Part of a data file:
┄┄┄┄┄┄
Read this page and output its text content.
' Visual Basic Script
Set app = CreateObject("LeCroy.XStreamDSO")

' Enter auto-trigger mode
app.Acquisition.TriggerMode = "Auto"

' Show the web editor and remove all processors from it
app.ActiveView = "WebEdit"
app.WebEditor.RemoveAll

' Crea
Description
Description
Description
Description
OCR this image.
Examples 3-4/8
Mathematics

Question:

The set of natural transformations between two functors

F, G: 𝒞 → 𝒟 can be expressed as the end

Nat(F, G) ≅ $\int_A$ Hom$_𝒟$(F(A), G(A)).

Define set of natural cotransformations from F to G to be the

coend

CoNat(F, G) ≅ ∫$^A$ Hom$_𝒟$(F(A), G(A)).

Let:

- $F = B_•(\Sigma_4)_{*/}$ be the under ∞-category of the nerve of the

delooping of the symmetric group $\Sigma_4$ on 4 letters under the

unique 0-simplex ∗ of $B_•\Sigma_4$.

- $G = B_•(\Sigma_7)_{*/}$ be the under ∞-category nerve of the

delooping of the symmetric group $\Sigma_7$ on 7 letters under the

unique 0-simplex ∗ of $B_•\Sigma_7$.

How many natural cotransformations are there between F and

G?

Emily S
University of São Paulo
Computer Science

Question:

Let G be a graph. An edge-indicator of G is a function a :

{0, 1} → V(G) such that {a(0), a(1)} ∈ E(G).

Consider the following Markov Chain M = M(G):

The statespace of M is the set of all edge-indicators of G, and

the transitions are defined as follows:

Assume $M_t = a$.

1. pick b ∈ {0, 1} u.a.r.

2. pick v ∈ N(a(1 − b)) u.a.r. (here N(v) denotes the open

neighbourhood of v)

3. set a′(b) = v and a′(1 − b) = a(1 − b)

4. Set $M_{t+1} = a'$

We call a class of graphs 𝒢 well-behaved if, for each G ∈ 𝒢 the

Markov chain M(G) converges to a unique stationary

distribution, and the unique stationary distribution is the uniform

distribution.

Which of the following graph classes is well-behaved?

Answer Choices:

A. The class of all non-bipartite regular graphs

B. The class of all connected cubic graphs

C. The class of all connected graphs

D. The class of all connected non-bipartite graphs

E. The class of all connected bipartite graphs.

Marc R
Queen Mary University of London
┄┄┄┄┄┄
* WRITTEN TASK
Print the listing above in full, exactly as it is.

* RESPONSE TO THE EXERCISE
Read this page and output its text content.
' Visual Basic Script
Set app = CreateObject("LeCroy.XStreamDSO")

' Enter auto-trigger mode
app.Acquisition.TriggerMode = "Auto"

' Show the web editor and remove all processors from it
app.ActiveView = "WebEdit"
app.WebEditor.RemoveAll

' Crea
Description
Description
Description
Description
OCR this image.
Examples 3-4/8
Mathematics

Question:

The set of natural transformations between two functors

F, G: 𝒞 → 𝒟 can be expressed as the end

Nat(F, G) ≅ $\int_A$ Hom$_𝒟$(F(A), G(A)).

Define set of natural cotransformations from F to G to be the

coend

CoNat(F, G) ≅ ∫$^A$ Hom$_𝒟$(F(A), G(A)).

Let:

- $F = B_•(\Sigma_4)_{*/}$ be the under ∞-category of the nerve of the

delooping of the symmetric group $\Sigma_4$ on 4 letters under the

unique 0-simplex ∗ of $B_•\Sigma_4$.

- $G = B_•(\Sigma_7)_{*/}$ be the under ∞-category nerve of the

delooping of the symmetric group $\Sigma_7$ on 7 letters under the

unique 0-simplex ∗ of $B_•\Sigma_7$.

How many natural cotransformations are there between F and

G?

Emily S
University of São Paulo
Computer Science

Question:

Let G be a graph. An edge-indicator of G is a function a :

{0, 1} → V(G) such that {a(0), a(1)} ∈ E(G).

Consider the following Markov Chain M = M(G):

The statespace of M is the set of all edge-indicators of G, and

the transitions are defined as follows:

Assume $M_t = a$.

1. pick b ∈ {0, 1} u.a.r.

2. pick v ∈ N(a(1 − b)) u.a.r. (here N(v) denotes the open

neighbourhood of v)

3. set a′(b) = v and a′(1 − b) = a(1 − b)

4. Set $M_{t+1} = a'$

We call a class of graphs 𝒢 well-behaved if, for each G ∈ 𝒢 the

Markov chain M(G) converges to a unique stationary

distribution, and the unique stationary distribution is the uniform

distribution.

Which of the following graph classes is well-behaved?

Answer Choices:

A. The class of all non-bipartite regular graphs

B. The class of all connected cubic graphs

C. The class of all connected graphs

D. The class of all connected non-bipartite graphs

E. The class of all connected bipartite graphs.

Marc R
Queen Mary University of London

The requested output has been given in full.